Aim: Return the data exactly, with all pictures removed.

Figure contents as structured data
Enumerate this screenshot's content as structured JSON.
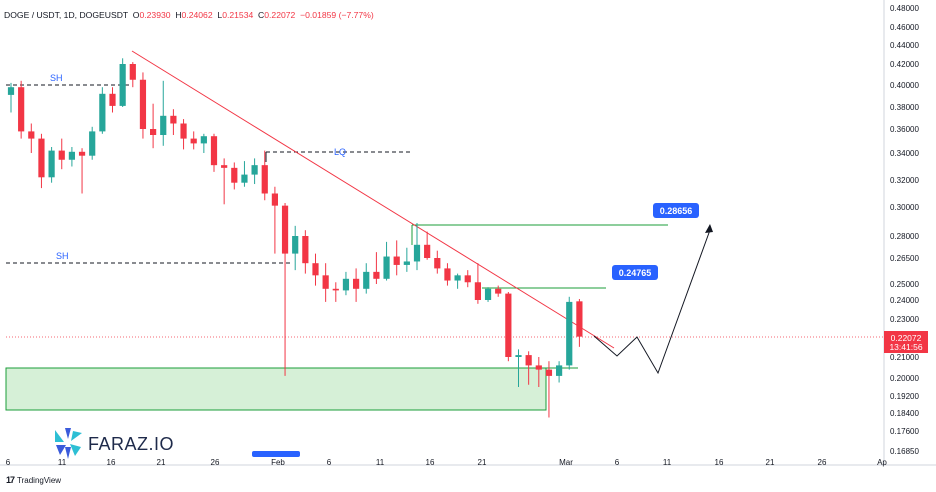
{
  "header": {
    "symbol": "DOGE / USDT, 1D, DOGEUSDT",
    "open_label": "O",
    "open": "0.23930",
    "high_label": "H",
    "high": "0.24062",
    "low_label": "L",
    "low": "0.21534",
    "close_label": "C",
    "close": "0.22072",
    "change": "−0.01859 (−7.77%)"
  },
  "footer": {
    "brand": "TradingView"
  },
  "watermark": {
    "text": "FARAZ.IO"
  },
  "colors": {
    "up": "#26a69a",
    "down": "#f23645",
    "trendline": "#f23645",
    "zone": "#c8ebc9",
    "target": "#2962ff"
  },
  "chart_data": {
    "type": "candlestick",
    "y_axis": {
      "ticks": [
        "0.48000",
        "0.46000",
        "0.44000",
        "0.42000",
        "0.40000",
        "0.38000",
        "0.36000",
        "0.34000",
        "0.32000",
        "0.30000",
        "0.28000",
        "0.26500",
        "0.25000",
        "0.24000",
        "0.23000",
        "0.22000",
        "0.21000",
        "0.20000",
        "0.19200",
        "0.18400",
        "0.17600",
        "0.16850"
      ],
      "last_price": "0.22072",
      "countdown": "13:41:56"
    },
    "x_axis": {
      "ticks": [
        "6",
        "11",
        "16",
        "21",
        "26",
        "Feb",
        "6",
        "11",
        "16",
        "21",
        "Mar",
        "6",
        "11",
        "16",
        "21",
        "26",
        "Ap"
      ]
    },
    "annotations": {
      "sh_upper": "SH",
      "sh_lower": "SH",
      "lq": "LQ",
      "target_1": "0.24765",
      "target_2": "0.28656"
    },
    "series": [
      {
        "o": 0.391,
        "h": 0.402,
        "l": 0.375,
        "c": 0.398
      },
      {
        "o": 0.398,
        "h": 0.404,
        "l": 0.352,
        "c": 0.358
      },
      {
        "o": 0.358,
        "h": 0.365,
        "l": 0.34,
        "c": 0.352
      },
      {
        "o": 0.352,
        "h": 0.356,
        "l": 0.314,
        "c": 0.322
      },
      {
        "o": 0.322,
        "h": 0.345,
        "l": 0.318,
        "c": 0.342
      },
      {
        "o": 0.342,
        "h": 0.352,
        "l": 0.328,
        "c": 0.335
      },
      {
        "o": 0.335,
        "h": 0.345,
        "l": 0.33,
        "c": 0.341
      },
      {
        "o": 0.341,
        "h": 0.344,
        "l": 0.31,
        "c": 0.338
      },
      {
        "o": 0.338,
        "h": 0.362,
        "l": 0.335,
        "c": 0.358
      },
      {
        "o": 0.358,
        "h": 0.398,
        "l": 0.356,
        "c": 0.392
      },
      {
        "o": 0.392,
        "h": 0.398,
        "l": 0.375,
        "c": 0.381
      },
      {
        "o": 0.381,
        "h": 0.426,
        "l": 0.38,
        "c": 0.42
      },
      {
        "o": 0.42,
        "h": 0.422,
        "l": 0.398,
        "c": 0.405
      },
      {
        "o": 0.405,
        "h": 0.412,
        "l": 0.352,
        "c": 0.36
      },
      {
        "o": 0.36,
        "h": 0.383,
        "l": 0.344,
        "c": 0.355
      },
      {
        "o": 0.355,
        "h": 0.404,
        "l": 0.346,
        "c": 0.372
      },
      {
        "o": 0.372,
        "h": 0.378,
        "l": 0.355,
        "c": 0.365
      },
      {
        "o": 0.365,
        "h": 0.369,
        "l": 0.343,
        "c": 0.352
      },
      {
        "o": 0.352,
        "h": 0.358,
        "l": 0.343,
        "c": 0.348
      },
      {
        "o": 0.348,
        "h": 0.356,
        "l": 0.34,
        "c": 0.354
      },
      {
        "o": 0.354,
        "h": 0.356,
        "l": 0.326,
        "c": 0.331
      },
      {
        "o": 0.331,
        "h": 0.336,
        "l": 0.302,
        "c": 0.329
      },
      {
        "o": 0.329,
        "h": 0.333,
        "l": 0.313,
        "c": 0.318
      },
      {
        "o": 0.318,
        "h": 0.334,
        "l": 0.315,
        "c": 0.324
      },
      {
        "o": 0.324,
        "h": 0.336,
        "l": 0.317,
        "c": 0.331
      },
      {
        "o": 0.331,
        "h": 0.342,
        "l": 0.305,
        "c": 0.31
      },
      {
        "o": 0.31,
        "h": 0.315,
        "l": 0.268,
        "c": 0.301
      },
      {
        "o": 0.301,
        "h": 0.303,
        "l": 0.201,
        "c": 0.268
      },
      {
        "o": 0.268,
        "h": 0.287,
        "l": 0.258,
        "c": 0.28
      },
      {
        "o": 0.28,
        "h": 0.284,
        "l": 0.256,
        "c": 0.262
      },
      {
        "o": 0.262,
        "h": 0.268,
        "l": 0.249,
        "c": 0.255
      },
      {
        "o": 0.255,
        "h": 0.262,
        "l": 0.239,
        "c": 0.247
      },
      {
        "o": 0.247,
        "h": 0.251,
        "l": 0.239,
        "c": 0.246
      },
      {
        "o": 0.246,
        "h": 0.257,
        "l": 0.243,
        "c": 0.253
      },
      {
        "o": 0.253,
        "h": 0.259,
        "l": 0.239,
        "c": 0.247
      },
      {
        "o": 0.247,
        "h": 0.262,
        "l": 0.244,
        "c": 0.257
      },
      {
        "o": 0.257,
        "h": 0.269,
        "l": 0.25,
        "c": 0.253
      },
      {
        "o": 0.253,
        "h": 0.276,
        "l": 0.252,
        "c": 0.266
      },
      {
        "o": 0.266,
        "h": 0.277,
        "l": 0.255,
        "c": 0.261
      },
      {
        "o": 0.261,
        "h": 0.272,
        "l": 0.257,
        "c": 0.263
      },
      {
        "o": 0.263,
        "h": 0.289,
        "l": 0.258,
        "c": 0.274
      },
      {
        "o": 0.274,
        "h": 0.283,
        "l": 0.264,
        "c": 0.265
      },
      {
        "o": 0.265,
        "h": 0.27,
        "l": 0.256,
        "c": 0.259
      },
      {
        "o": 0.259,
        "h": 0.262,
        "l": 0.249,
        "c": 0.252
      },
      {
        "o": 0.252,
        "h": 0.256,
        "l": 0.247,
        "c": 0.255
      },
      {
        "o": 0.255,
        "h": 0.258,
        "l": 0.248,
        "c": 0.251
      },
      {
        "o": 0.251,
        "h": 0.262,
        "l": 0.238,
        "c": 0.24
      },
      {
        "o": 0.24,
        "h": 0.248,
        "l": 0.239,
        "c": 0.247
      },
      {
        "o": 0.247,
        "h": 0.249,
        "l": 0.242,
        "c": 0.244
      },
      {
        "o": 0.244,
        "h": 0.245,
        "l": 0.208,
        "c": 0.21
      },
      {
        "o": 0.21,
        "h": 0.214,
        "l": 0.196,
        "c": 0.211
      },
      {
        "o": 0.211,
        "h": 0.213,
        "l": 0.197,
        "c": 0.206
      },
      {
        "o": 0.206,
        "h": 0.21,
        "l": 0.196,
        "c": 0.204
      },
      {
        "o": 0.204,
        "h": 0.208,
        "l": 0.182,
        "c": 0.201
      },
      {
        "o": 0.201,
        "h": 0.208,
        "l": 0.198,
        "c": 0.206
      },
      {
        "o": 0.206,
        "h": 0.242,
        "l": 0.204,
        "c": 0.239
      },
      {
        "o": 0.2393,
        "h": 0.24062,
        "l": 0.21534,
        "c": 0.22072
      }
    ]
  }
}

Problem solution:
Enumerate this screenshot's content as structured JSON.
{
  "header": {
    "symbol": "DOGE / USDT, 1D, DOGEUSDT",
    "open_label": "O",
    "open": "0.23930",
    "high_label": "H",
    "high": "0.24062",
    "low_label": "L",
    "low": "0.21534",
    "close_label": "C",
    "close": "0.22072",
    "change": "−0.01859 (−7.77%)"
  },
  "footer": {
    "brand": "TradingView"
  },
  "watermark": {
    "text": "FARAZ.IO"
  },
  "colors": {
    "up": "#26a69a",
    "down": "#f23645",
    "trendline": "#f23645",
    "zone": "#c8ebc9",
    "target": "#2962ff"
  },
  "chart_data": {
    "type": "candlestick",
    "y_axis": {
      "ticks": [
        "0.48000",
        "0.46000",
        "0.44000",
        "0.42000",
        "0.40000",
        "0.38000",
        "0.36000",
        "0.34000",
        "0.32000",
        "0.30000",
        "0.28000",
        "0.26500",
        "0.25000",
        "0.24000",
        "0.23000",
        "0.22000",
        "0.21000",
        "0.20000",
        "0.19200",
        "0.18400",
        "0.17600",
        "0.16850"
      ],
      "last_price": "0.22072",
      "countdown": "13:41:56"
    },
    "x_axis": {
      "ticks": [
        "6",
        "11",
        "16",
        "21",
        "26",
        "Feb",
        "6",
        "11",
        "16",
        "21",
        "Mar",
        "6",
        "11",
        "16",
        "21",
        "26",
        "Ap"
      ]
    },
    "annotations": {
      "sh_upper": "SH",
      "sh_lower": "SH",
      "lq": "LQ",
      "target_1": "0.24765",
      "target_2": "0.28656"
    },
    "series": [
      {
        "o": 0.391,
        "h": 0.402,
        "l": 0.375,
        "c": 0.398
      },
      {
        "o": 0.398,
        "h": 0.404,
        "l": 0.352,
        "c": 0.358
      },
      {
        "o": 0.358,
        "h": 0.365,
        "l": 0.34,
        "c": 0.352
      },
      {
        "o": 0.352,
        "h": 0.356,
        "l": 0.314,
        "c": 0.322
      },
      {
        "o": 0.322,
        "h": 0.345,
        "l": 0.318,
        "c": 0.342
      },
      {
        "o": 0.342,
        "h": 0.352,
        "l": 0.328,
        "c": 0.335
      },
      {
        "o": 0.335,
        "h": 0.345,
        "l": 0.33,
        "c": 0.341
      },
      {
        "o": 0.341,
        "h": 0.344,
        "l": 0.31,
        "c": 0.338
      },
      {
        "o": 0.338,
        "h": 0.362,
        "l": 0.335,
        "c": 0.358
      },
      {
        "o": 0.358,
        "h": 0.398,
        "l": 0.356,
        "c": 0.392
      },
      {
        "o": 0.392,
        "h": 0.398,
        "l": 0.375,
        "c": 0.381
      },
      {
        "o": 0.381,
        "h": 0.426,
        "l": 0.38,
        "c": 0.42
      },
      {
        "o": 0.42,
        "h": 0.422,
        "l": 0.398,
        "c": 0.405
      },
      {
        "o": 0.405,
        "h": 0.412,
        "l": 0.352,
        "c": 0.36
      },
      {
        "o": 0.36,
        "h": 0.383,
        "l": 0.344,
        "c": 0.355
      },
      {
        "o": 0.355,
        "h": 0.404,
        "l": 0.346,
        "c": 0.372
      },
      {
        "o": 0.372,
        "h": 0.378,
        "l": 0.355,
        "c": 0.365
      },
      {
        "o": 0.365,
        "h": 0.369,
        "l": 0.343,
        "c": 0.352
      },
      {
        "o": 0.352,
        "h": 0.358,
        "l": 0.343,
        "c": 0.348
      },
      {
        "o": 0.348,
        "h": 0.356,
        "l": 0.34,
        "c": 0.354
      },
      {
        "o": 0.354,
        "h": 0.356,
        "l": 0.326,
        "c": 0.331
      },
      {
        "o": 0.331,
        "h": 0.336,
        "l": 0.302,
        "c": 0.329
      },
      {
        "o": 0.329,
        "h": 0.333,
        "l": 0.313,
        "c": 0.318
      },
      {
        "o": 0.318,
        "h": 0.334,
        "l": 0.315,
        "c": 0.324
      },
      {
        "o": 0.324,
        "h": 0.336,
        "l": 0.317,
        "c": 0.331
      },
      {
        "o": 0.331,
        "h": 0.342,
        "l": 0.305,
        "c": 0.31
      },
      {
        "o": 0.31,
        "h": 0.315,
        "l": 0.268,
        "c": 0.301
      },
      {
        "o": 0.301,
        "h": 0.303,
        "l": 0.201,
        "c": 0.268
      },
      {
        "o": 0.268,
        "h": 0.287,
        "l": 0.258,
        "c": 0.28
      },
      {
        "o": 0.28,
        "h": 0.284,
        "l": 0.256,
        "c": 0.262
      },
      {
        "o": 0.262,
        "h": 0.268,
        "l": 0.249,
        "c": 0.255
      },
      {
        "o": 0.255,
        "h": 0.262,
        "l": 0.239,
        "c": 0.247
      },
      {
        "o": 0.247,
        "h": 0.251,
        "l": 0.239,
        "c": 0.246
      },
      {
        "o": 0.246,
        "h": 0.257,
        "l": 0.243,
        "c": 0.253
      },
      {
        "o": 0.253,
        "h": 0.259,
        "l": 0.239,
        "c": 0.247
      },
      {
        "o": 0.247,
        "h": 0.262,
        "l": 0.244,
        "c": 0.257
      },
      {
        "o": 0.257,
        "h": 0.269,
        "l": 0.25,
        "c": 0.253
      },
      {
        "o": 0.253,
        "h": 0.276,
        "l": 0.252,
        "c": 0.266
      },
      {
        "o": 0.266,
        "h": 0.277,
        "l": 0.255,
        "c": 0.261
      },
      {
        "o": 0.261,
        "h": 0.272,
        "l": 0.257,
        "c": 0.263
      },
      {
        "o": 0.263,
        "h": 0.289,
        "l": 0.258,
        "c": 0.274
      },
      {
        "o": 0.274,
        "h": 0.283,
        "l": 0.264,
        "c": 0.265
      },
      {
        "o": 0.265,
        "h": 0.27,
        "l": 0.256,
        "c": 0.259
      },
      {
        "o": 0.259,
        "h": 0.262,
        "l": 0.249,
        "c": 0.252
      },
      {
        "o": 0.252,
        "h": 0.256,
        "l": 0.247,
        "c": 0.255
      },
      {
        "o": 0.255,
        "h": 0.258,
        "l": 0.248,
        "c": 0.251
      },
      {
        "o": 0.251,
        "h": 0.262,
        "l": 0.238,
        "c": 0.24
      },
      {
        "o": 0.24,
        "h": 0.248,
        "l": 0.239,
        "c": 0.247
      },
      {
        "o": 0.247,
        "h": 0.249,
        "l": 0.242,
        "c": 0.244
      },
      {
        "o": 0.244,
        "h": 0.245,
        "l": 0.208,
        "c": 0.21
      },
      {
        "o": 0.21,
        "h": 0.214,
        "l": 0.196,
        "c": 0.211
      },
      {
        "o": 0.211,
        "h": 0.213,
        "l": 0.197,
        "c": 0.206
      },
      {
        "o": 0.206,
        "h": 0.21,
        "l": 0.196,
        "c": 0.204
      },
      {
        "o": 0.204,
        "h": 0.208,
        "l": 0.182,
        "c": 0.201
      },
      {
        "o": 0.201,
        "h": 0.208,
        "l": 0.198,
        "c": 0.206
      },
      {
        "o": 0.206,
        "h": 0.242,
        "l": 0.204,
        "c": 0.239
      },
      {
        "o": 0.2393,
        "h": 0.24062,
        "l": 0.21534,
        "c": 0.22072
      }
    ]
  }
}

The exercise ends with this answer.